The exercise
All the data should come back exactly as it was given.

Data for processing
* begin *
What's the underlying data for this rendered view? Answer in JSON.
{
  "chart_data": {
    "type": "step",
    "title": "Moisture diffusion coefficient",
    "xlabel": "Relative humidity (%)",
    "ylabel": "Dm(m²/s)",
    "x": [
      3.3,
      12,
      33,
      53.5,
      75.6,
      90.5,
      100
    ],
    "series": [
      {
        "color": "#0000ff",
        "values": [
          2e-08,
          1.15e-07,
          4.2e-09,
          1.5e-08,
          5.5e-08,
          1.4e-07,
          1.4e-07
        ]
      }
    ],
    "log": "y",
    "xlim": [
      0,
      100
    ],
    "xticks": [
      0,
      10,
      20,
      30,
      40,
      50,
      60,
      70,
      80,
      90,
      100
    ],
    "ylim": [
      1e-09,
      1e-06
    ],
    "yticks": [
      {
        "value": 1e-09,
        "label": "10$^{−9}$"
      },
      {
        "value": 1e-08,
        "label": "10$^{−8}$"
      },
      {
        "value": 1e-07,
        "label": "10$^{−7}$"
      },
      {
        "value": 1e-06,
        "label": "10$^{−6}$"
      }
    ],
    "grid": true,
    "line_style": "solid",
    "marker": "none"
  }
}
* end *
Final result
What's the underlying data for this rendered view? Answer in JSON.
{
  "chart_data": {
    "type": "step",
    "title": "Moisture diffusion coefficient",
    "xlabel": "Relative humidity (%)",
    "ylabel": "Dm(m²/s)",
    "x": [
      3.3,
      12,
      33,
      53.5,
      75.6,
      90.5,
      100
    ],
    "series": [
      {
        "color": "#0000ff",
        "values": [
          2e-08,
          1.15e-07,
          4.2e-09,
          1.5e-08,
          5.5e-08,
          1.4e-07,
          1.4e-07
        ]
      }
    ],
    "log": "y",
    "xlim": [
      0,
      100
    ],
    "xticks": [
      0,
      10,
      20,
      30,
      40,
      50,
      60,
      70,
      80,
      90,
      100
    ],
    "ylim": [
      1e-09,
      1e-06
    ],
    "yticks": [
      {
        "value": 1e-09,
        "label": "10$^{−9}$"
      },
      {
        "value": 1e-08,
        "label": "10$^{−8}$"
      },
      {
        "value": 1e-07,
        "label": "10$^{−7}$"
      },
      {
        "value": 1e-06,
        "label": "10$^{−6}$"
      }
    ],
    "grid": true,
    "line_style": "solid",
    "marker": "none"
  }
}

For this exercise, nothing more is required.